_Material:_
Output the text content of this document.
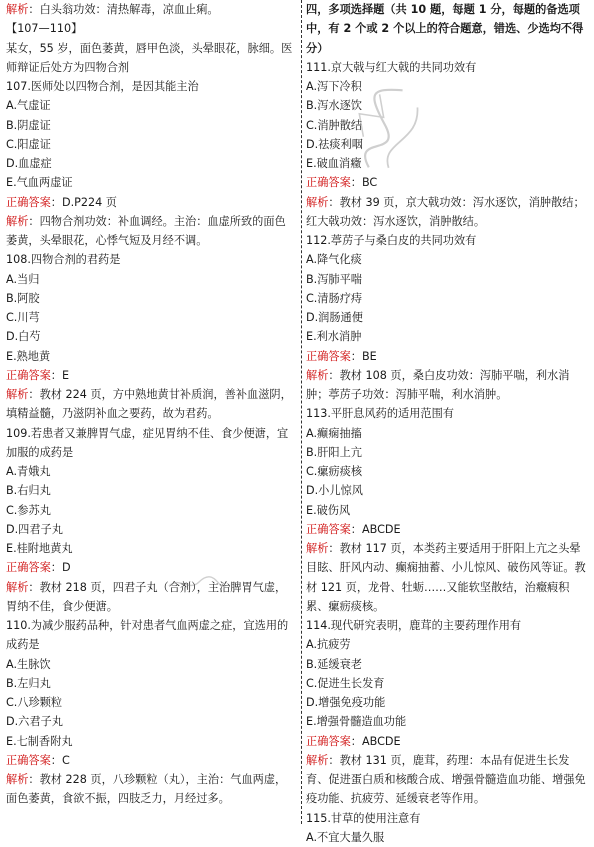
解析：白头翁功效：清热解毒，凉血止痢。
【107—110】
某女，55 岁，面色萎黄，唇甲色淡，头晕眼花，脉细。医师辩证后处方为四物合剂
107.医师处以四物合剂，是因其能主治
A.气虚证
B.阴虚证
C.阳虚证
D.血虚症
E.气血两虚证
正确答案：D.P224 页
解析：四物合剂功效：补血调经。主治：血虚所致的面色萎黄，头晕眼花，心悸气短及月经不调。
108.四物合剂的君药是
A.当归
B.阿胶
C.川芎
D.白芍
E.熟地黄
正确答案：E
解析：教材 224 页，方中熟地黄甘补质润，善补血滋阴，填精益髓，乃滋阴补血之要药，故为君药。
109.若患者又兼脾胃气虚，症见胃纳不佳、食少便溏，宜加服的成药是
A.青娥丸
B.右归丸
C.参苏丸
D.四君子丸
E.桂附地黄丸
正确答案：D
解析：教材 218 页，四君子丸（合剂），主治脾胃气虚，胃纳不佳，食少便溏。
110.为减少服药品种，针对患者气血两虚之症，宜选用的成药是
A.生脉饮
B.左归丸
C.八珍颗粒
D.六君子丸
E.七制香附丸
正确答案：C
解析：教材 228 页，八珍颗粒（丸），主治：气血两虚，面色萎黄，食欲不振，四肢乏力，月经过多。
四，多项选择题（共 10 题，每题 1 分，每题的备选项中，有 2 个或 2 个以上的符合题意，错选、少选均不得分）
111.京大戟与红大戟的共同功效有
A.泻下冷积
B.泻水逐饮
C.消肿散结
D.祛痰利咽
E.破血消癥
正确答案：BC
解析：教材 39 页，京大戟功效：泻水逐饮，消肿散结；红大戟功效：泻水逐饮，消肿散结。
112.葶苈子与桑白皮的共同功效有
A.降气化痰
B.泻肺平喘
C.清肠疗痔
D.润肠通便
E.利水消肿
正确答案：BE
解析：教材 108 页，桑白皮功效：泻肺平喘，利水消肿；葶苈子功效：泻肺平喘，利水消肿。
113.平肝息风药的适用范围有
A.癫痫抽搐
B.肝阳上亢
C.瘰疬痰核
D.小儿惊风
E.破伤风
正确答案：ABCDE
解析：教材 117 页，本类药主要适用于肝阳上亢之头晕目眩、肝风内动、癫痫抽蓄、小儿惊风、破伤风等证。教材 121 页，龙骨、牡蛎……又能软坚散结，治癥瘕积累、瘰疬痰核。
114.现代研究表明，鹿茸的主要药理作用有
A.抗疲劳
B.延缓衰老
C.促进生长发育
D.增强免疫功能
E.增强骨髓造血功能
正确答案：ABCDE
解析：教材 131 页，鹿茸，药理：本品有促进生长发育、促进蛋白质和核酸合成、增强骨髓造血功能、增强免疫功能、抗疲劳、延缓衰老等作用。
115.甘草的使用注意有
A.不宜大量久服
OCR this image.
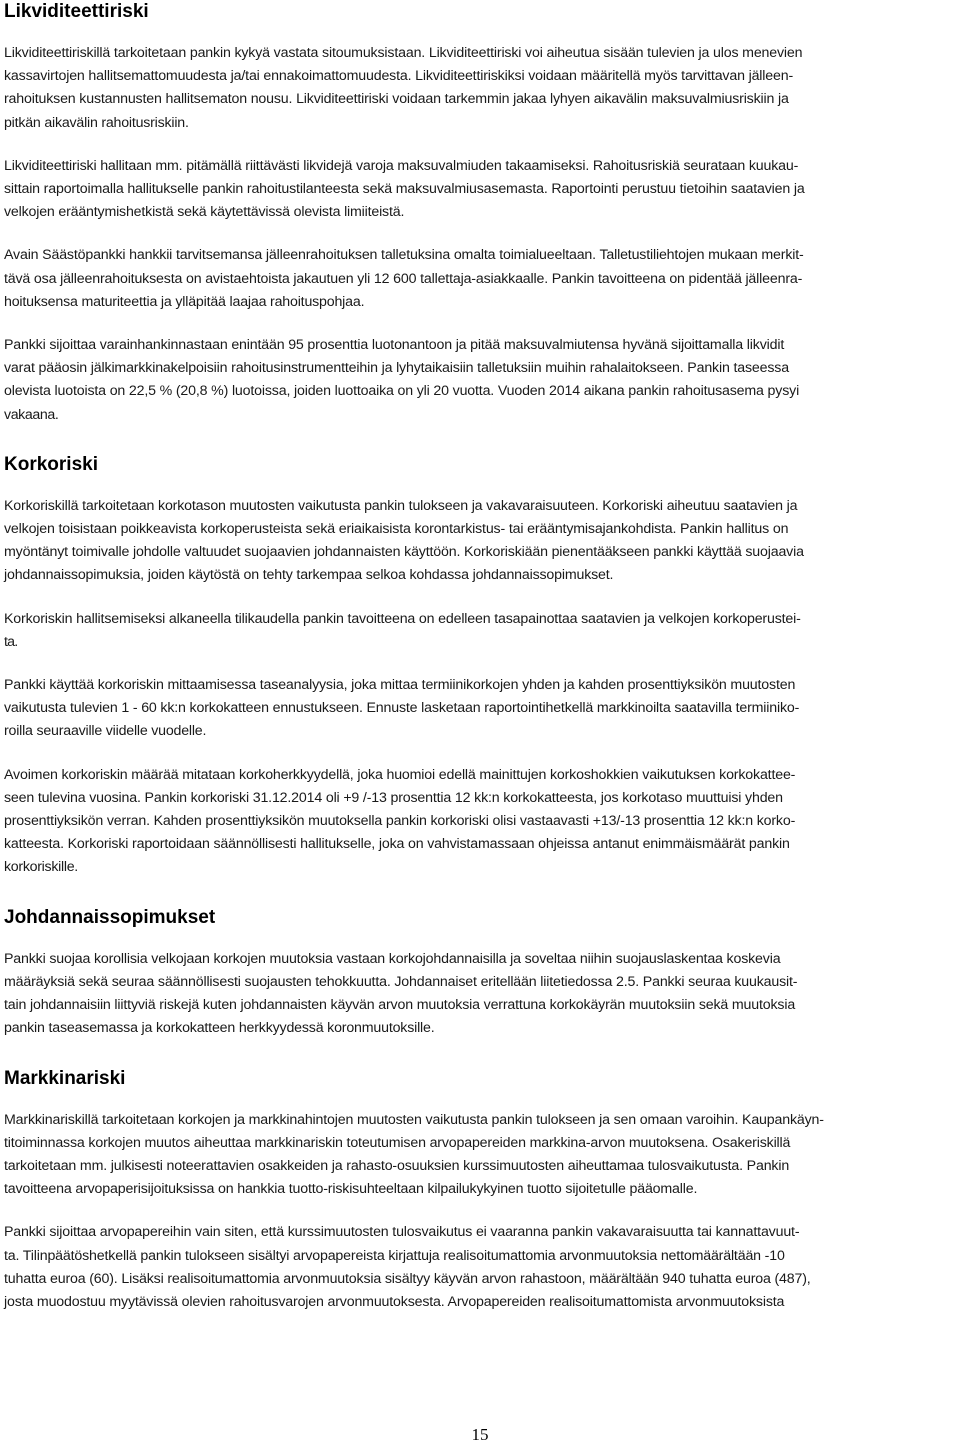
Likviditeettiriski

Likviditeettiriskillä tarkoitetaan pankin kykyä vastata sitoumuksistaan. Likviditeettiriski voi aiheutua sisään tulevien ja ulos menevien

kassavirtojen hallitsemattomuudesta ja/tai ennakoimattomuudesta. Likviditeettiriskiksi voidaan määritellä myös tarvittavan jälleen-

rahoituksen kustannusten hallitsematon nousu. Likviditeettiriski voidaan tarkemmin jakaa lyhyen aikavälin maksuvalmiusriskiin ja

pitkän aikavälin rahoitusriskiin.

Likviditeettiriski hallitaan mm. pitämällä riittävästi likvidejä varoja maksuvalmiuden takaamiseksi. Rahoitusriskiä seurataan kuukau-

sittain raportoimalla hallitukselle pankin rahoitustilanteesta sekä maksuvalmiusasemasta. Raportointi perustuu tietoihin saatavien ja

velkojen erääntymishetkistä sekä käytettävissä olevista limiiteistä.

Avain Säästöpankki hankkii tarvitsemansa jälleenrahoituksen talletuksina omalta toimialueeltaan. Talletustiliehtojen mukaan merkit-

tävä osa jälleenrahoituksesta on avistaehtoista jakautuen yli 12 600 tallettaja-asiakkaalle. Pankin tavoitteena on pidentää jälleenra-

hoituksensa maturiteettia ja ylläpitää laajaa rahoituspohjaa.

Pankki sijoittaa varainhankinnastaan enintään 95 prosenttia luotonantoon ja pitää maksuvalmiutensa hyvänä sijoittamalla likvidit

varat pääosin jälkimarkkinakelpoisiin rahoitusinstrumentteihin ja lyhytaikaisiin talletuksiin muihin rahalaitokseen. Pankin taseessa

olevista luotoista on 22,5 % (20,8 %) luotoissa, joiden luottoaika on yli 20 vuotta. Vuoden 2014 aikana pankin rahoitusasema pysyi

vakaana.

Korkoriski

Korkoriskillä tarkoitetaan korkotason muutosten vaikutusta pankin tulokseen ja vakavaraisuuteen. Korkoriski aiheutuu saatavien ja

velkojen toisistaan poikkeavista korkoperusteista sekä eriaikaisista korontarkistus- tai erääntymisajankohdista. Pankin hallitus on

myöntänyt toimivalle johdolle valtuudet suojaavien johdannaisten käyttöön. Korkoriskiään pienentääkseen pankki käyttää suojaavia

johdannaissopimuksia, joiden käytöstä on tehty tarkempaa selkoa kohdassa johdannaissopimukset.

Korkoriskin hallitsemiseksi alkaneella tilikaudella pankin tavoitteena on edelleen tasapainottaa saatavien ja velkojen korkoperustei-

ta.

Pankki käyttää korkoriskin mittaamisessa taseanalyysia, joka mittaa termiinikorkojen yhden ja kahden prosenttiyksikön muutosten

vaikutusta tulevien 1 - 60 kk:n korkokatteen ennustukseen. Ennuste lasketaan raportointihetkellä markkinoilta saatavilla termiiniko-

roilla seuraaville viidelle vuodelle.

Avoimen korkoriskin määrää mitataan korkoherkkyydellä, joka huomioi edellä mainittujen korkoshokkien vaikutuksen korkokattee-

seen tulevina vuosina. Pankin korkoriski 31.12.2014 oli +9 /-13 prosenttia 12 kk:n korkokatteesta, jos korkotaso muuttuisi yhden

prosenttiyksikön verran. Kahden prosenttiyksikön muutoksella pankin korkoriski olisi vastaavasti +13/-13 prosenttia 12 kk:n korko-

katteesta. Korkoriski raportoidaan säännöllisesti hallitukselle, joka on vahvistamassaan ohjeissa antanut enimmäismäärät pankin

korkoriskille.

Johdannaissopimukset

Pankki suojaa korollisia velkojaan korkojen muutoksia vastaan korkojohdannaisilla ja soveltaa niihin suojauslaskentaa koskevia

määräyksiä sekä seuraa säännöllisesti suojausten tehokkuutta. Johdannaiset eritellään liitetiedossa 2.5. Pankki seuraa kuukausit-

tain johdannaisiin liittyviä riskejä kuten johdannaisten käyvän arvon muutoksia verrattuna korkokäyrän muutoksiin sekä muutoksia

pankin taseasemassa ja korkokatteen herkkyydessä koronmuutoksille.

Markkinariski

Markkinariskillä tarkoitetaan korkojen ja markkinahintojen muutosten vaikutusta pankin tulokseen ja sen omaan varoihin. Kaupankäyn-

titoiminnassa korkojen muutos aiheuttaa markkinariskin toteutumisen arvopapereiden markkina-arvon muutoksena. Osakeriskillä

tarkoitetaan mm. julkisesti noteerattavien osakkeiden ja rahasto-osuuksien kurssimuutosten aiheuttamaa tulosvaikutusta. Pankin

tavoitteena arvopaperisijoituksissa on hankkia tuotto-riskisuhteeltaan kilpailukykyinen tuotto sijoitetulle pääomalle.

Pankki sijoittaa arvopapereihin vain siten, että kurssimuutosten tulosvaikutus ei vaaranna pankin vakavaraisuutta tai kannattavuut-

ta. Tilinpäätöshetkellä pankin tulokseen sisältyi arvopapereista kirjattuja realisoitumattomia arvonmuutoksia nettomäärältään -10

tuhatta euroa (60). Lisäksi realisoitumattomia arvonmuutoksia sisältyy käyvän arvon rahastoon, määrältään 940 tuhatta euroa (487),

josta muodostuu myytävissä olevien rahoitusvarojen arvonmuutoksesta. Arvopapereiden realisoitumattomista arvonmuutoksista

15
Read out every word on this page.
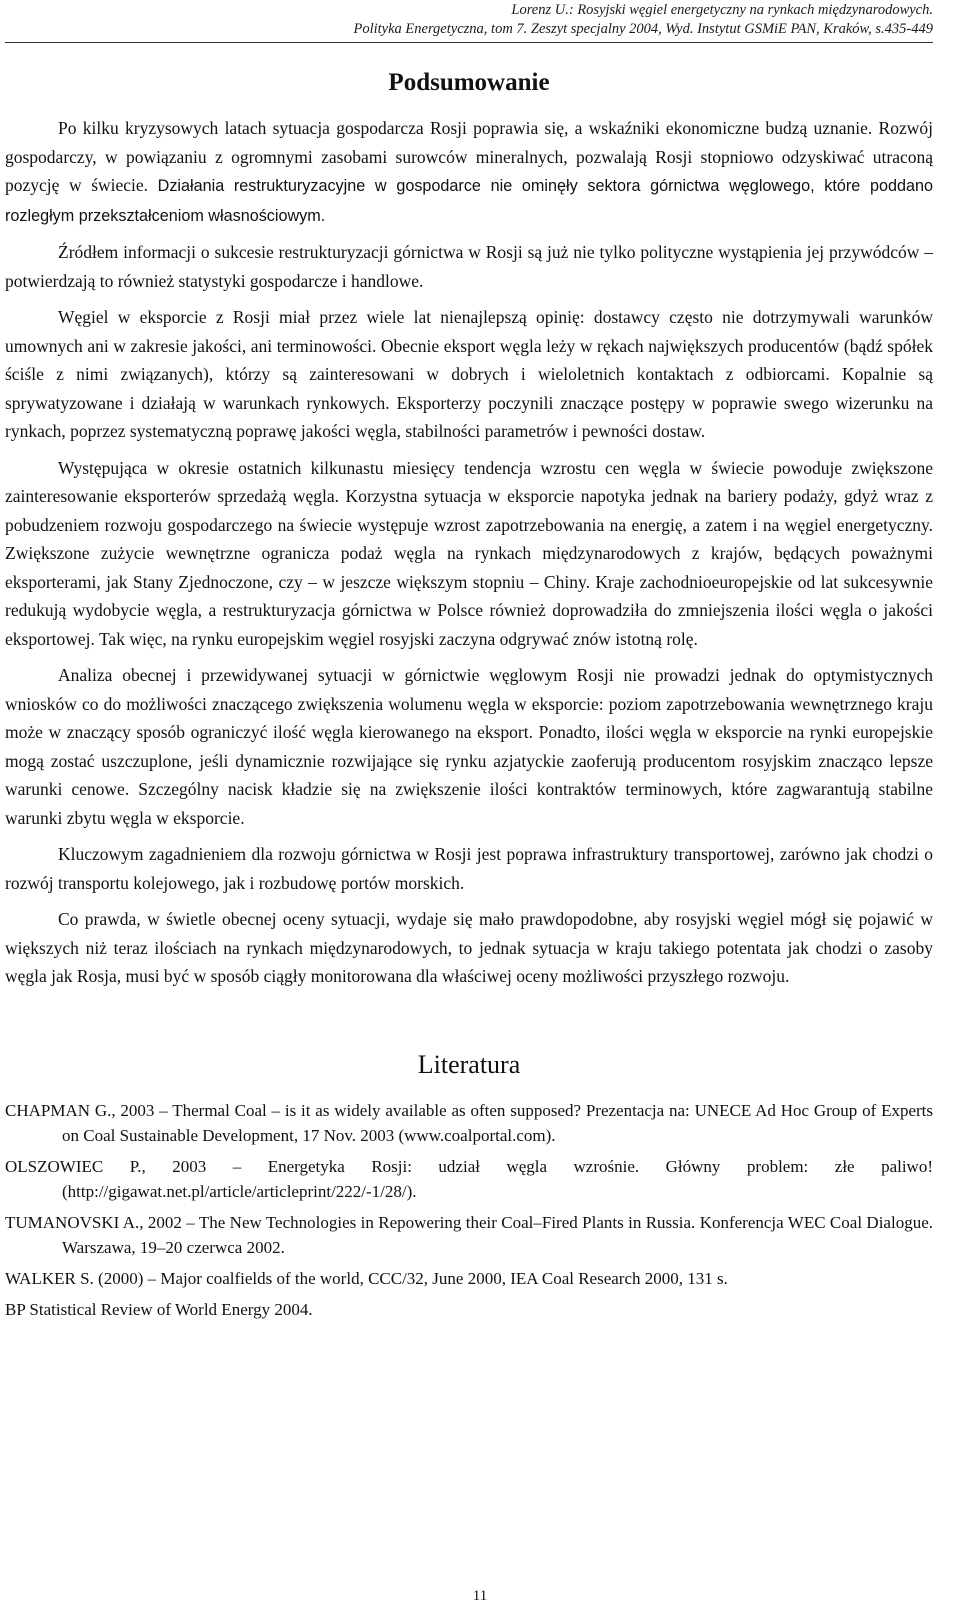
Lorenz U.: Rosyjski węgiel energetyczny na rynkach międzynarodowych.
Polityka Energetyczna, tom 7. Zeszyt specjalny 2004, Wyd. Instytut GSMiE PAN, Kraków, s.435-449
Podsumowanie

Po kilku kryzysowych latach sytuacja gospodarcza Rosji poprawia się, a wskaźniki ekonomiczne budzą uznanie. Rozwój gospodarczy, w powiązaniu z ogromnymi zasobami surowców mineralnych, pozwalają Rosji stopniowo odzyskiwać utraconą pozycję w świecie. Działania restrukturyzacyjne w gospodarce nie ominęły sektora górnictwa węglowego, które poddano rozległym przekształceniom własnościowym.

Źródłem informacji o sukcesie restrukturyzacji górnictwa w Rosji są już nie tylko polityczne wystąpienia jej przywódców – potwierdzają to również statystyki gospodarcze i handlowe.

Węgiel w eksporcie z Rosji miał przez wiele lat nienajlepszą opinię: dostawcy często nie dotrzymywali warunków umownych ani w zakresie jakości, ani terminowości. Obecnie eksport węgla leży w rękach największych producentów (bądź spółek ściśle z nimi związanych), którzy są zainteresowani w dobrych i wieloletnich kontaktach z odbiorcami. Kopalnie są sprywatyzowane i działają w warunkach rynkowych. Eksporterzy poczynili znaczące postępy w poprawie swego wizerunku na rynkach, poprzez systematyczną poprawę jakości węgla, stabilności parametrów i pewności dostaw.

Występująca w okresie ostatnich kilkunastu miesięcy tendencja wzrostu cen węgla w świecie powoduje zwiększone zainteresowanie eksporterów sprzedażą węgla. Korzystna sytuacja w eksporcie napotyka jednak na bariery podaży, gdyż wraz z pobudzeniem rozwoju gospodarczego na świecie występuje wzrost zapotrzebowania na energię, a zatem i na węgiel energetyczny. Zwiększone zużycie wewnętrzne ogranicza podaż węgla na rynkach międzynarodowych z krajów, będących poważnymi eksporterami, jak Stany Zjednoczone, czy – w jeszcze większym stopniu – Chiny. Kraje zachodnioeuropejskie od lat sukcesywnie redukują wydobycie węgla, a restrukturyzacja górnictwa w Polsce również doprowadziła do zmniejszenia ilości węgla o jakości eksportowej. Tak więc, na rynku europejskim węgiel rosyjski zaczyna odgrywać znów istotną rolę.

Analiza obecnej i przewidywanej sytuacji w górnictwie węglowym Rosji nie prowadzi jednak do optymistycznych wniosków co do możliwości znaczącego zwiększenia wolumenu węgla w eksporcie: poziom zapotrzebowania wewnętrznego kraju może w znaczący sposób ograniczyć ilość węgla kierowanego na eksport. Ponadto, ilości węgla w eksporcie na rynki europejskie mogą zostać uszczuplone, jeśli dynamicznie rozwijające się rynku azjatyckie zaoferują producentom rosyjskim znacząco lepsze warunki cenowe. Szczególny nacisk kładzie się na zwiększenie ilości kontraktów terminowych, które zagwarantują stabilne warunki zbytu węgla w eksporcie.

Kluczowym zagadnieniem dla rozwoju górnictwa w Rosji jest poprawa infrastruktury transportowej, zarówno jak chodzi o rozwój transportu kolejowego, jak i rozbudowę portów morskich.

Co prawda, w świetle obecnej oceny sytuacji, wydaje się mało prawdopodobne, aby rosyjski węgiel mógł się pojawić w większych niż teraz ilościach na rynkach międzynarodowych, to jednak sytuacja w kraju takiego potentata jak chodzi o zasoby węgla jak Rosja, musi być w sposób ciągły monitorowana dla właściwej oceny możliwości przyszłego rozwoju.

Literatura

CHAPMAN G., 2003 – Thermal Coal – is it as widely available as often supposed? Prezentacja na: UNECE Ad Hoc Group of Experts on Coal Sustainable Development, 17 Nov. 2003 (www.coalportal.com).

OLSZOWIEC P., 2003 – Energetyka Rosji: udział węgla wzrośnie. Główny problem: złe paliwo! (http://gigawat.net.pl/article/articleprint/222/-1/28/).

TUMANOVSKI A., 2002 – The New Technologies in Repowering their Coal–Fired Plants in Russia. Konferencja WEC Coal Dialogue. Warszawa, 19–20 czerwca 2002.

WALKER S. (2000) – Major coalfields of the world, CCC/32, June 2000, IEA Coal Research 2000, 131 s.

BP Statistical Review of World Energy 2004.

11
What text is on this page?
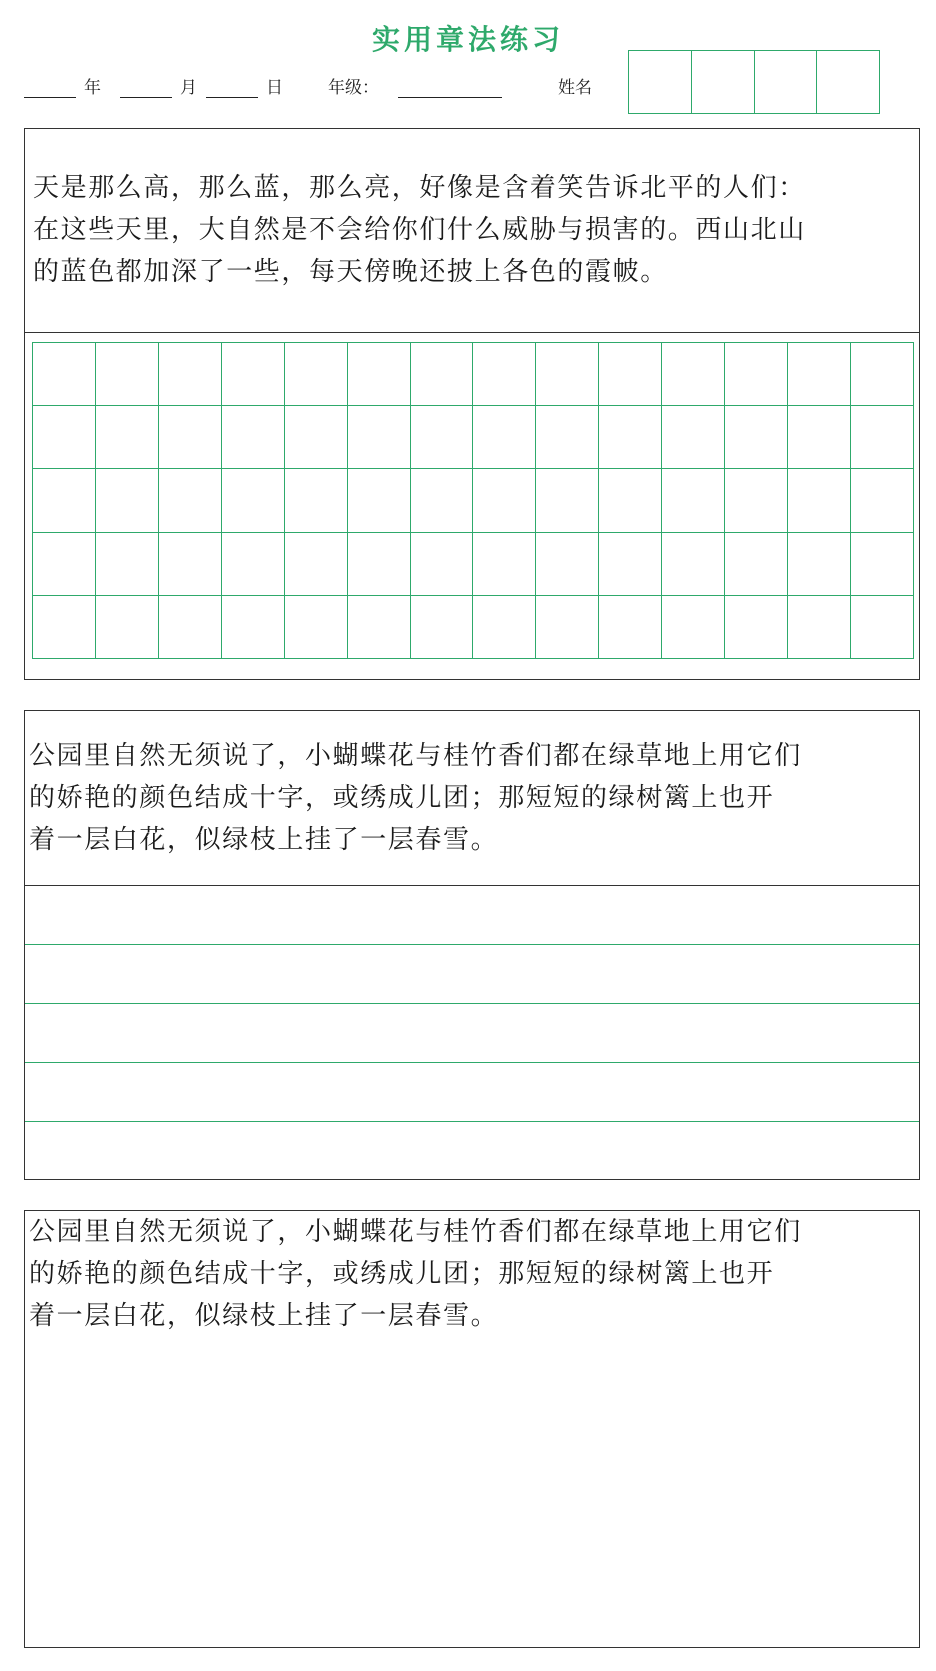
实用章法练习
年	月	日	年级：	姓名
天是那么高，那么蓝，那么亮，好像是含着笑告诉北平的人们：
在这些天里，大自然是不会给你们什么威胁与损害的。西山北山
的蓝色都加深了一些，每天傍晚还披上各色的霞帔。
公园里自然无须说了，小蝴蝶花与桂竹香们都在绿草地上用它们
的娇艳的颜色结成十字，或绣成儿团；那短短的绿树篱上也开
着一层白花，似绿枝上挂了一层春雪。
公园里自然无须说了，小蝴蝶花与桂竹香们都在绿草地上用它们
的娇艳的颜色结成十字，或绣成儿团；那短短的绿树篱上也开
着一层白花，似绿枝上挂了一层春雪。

_Task to carry out:_ Starting with the line that holds "What text is on this page?", repeat exactly every line through the end of the material above, both ends included, without the pictures.

_Exercise result:_
What text is on this page?
实用章法练习
年	月	日	年级：	姓名
天是那么高，那么蓝，那么亮，好像是含着笑告诉北平的人们：
在这些天里，大自然是不会给你们什么威胁与损害的。西山北山
的蓝色都加深了一些，每天傍晚还披上各色的霞帔。
公园里自然无须说了，小蝴蝶花与桂竹香们都在绿草地上用它们
的娇艳的颜色结成十字，或绣成儿团；那短短的绿树篱上也开
着一层白花，似绿枝上挂了一层春雪。
公园里自然无须说了，小蝴蝶花与桂竹香们都在绿草地上用它们
的娇艳的颜色结成十字，或绣成儿团；那短短的绿树篱上也开
着一层白花，似绿枝上挂了一层春雪。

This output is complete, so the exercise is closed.